* start RECORD EXCERPTS *

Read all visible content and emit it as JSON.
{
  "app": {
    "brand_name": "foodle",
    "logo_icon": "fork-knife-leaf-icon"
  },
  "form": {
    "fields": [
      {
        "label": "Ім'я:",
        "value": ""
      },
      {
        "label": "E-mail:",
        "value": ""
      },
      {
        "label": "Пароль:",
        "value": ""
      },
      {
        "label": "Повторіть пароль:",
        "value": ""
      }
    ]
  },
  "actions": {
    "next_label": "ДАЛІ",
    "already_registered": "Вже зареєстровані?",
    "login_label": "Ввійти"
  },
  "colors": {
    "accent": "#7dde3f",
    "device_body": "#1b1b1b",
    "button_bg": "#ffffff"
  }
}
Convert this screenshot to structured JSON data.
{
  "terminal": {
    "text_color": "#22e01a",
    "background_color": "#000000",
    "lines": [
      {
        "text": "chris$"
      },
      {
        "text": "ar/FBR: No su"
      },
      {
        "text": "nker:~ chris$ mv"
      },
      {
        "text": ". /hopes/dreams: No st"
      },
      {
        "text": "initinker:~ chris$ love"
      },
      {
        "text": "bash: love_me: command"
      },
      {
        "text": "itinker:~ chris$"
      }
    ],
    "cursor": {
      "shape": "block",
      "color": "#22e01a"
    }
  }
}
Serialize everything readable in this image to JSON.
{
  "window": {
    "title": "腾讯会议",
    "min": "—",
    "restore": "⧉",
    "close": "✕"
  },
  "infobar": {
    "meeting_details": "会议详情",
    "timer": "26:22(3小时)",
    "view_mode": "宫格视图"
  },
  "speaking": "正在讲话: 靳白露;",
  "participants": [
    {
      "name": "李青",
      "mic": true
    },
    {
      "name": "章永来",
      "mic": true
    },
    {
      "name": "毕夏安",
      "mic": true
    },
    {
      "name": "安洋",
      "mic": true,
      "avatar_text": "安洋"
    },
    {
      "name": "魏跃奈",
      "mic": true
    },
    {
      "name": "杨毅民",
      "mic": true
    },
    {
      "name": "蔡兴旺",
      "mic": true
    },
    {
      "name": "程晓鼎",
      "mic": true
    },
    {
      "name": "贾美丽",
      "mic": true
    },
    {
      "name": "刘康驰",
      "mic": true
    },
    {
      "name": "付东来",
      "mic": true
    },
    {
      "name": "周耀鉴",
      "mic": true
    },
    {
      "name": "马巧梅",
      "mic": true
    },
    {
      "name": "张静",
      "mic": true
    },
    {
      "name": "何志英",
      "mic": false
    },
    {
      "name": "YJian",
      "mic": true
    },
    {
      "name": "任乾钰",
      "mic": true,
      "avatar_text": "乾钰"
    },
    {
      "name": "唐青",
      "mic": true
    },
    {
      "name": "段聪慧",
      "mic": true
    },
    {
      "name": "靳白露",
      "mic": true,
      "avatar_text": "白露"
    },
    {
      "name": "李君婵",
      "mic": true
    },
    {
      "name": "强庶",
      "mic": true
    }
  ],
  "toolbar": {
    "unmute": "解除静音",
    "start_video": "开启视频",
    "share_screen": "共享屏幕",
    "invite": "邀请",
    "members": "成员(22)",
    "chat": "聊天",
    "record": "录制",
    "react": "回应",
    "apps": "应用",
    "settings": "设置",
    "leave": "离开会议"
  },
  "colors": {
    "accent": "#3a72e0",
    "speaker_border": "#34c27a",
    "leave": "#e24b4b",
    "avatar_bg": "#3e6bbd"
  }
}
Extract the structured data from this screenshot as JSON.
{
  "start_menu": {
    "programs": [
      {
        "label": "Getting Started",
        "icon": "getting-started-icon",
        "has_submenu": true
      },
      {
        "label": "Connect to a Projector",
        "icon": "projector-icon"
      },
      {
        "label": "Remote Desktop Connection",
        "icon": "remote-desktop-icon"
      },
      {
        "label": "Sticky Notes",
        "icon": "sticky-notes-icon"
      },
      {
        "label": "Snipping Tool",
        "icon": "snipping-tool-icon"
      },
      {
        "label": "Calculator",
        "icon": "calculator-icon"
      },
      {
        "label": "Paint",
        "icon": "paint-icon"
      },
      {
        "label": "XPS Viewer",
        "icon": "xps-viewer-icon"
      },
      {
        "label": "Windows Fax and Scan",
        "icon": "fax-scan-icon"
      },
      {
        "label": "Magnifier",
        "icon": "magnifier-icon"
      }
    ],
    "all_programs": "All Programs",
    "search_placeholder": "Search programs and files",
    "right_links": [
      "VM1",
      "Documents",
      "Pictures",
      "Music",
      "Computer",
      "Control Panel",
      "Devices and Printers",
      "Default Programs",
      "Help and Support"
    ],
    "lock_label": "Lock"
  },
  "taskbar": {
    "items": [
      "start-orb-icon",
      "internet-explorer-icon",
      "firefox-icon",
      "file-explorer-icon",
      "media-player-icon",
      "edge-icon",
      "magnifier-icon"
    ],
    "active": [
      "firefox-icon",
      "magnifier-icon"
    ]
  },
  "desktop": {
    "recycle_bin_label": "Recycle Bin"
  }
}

* end RECORD EXCERPTS *

→ **GIVEN REQUEST**
Repeat the lines above exactly.

→ **TASK RESPONSE**
Read all visible content and emit it as JSON.
{
  "app": {
    "brand_name": "foodle",
    "logo_icon": "fork-knife-leaf-icon"
  },
  "form": {
    "fields": [
      {
        "label": "Ім'я:",
        "value": ""
      },
      {
        "label": "E-mail:",
        "value": ""
      },
      {
        "label": "Пароль:",
        "value": ""
      },
      {
        "label": "Повторіть пароль:",
        "value": ""
      }
    ]
  },
  "actions": {
    "next_label": "ДАЛІ",
    "already_registered": "Вже зареєстровані?",
    "login_label": "Ввійти"
  },
  "colors": {
    "accent": "#7dde3f",
    "device_body": "#1b1b1b",
    "button_bg": "#ffffff"
  }
}
Convert this screenshot to structured JSON data.
{
  "terminal": {
    "text_color": "#22e01a",
    "background_color": "#000000",
    "lines": [
      {
        "text": "chris$"
      },
      {
        "text": "ar/FBR: No su"
      },
      {
        "text": "nker:~ chris$ mv"
      },
      {
        "text": ". /hopes/dreams: No st"
      },
      {
        "text": "initinker:~ chris$ love"
      },
      {
        "text": "bash: love_me: command"
      },
      {
        "text": "itinker:~ chris$"
      }
    ],
    "cursor": {
      "shape": "block",
      "color": "#22e01a"
    }
  }
}
Serialize everything readable in this image to JSON.
{
  "window": {
    "title": "腾讯会议",
    "min": "—",
    "restore": "⧉",
    "close": "✕"
  },
  "infobar": {
    "meeting_details": "会议详情",
    "timer": "26:22(3小时)",
    "view_mode": "宫格视图"
  },
  "speaking": "正在讲话: 靳白露;",
  "participants": [
    {
      "name": "李青",
      "mic": true
    },
    {
      "name": "章永来",
      "mic": true
    },
    {
      "name": "毕夏安",
      "mic": true
    },
    {
      "name": "安洋",
      "mic": true,
      "avatar_text": "安洋"
    },
    {
      "name": "魏跃奈",
      "mic": true
    },
    {
      "name": "杨毅民",
      "mic": true
    },
    {
      "name": "蔡兴旺",
      "mic": true
    },
    {
      "name": "程晓鼎",
      "mic": true
    },
    {
      "name": "贾美丽",
      "mic": true
    },
    {
      "name": "刘康驰",
      "mic": true
    },
    {
      "name": "付东来",
      "mic": true
    },
    {
      "name": "周耀鉴",
      "mic": true
    },
    {
      "name": "马巧梅",
      "mic": true
    },
    {
      "name": "张静",
      "mic": true
    },
    {
      "name": "何志英",
      "mic": false
    },
    {
      "name": "YJian",
      "mic": true
    },
    {
      "name": "任乾钰",
      "mic": true,
      "avatar_text": "乾钰"
    },
    {
      "name": "唐青",
      "mic": true
    },
    {
      "name": "段聪慧",
      "mic": true
    },
    {
      "name": "靳白露",
      "mic": true,
      "avatar_text": "白露"
    },
    {
      "name": "李君婵",
      "mic": true
    },
    {
      "name": "强庶",
      "mic": true
    }
  ],
  "toolbar": {
    "unmute": "解除静音",
    "start_video": "开启视频",
    "share_screen": "共享屏幕",
    "invite": "邀请",
    "members": "成员(22)",
    "chat": "聊天",
    "record": "录制",
    "react": "回应",
    "apps": "应用",
    "settings": "设置",
    "leave": "离开会议"
  },
  "colors": {
    "accent": "#3a72e0",
    "speaker_border": "#34c27a",
    "leave": "#e24b4b",
    "avatar_bg": "#3e6bbd"
  }
}
Extract the structured data from this screenshot as JSON.
{
  "start_menu": {
    "programs": [
      {
        "label": "Getting Started",
        "icon": "getting-started-icon",
        "has_submenu": true
      },
      {
        "label": "Connect to a Projector",
        "icon": "projector-icon"
      },
      {
        "label": "Remote Desktop Connection",
        "icon": "remote-desktop-icon"
      },
      {
        "label": "Sticky Notes",
        "icon": "sticky-notes-icon"
      },
      {
        "label": "Snipping Tool",
        "icon": "snipping-tool-icon"
      },
      {
        "label": "Calculator",
        "icon": "calculator-icon"
      },
      {
        "label": "Paint",
        "icon": "paint-icon"
      },
      {
        "label": "XPS Viewer",
        "icon": "xps-viewer-icon"
      },
      {
        "label": "Windows Fax and Scan",
        "icon": "fax-scan-icon"
      },
      {
        "label": "Magnifier",
        "icon": "magnifier-icon"
      }
    ],
    "all_programs": "All Programs",
    "search_placeholder": "Search programs and files",
    "right_links": [
      "VM1",
      "Documents",
      "Pictures",
      "Music",
      "Computer",
      "Control Panel",
      "Devices and Printers",
      "Default Programs",
      "Help and Support"
    ],
    "lock_label": "Lock"
  },
  "taskbar": {
    "items": [
      "start-orb-icon",
      "internet-explorer-icon",
      "firefox-icon",
      "file-explorer-icon",
      "media-player-icon",
      "edge-icon",
      "magnifier-icon"
    ],
    "active": [
      "firefox-icon",
      "magnifier-icon"
    ]
  },
  "desktop": {
    "recycle_bin_label": "Recycle Bin"
  }
}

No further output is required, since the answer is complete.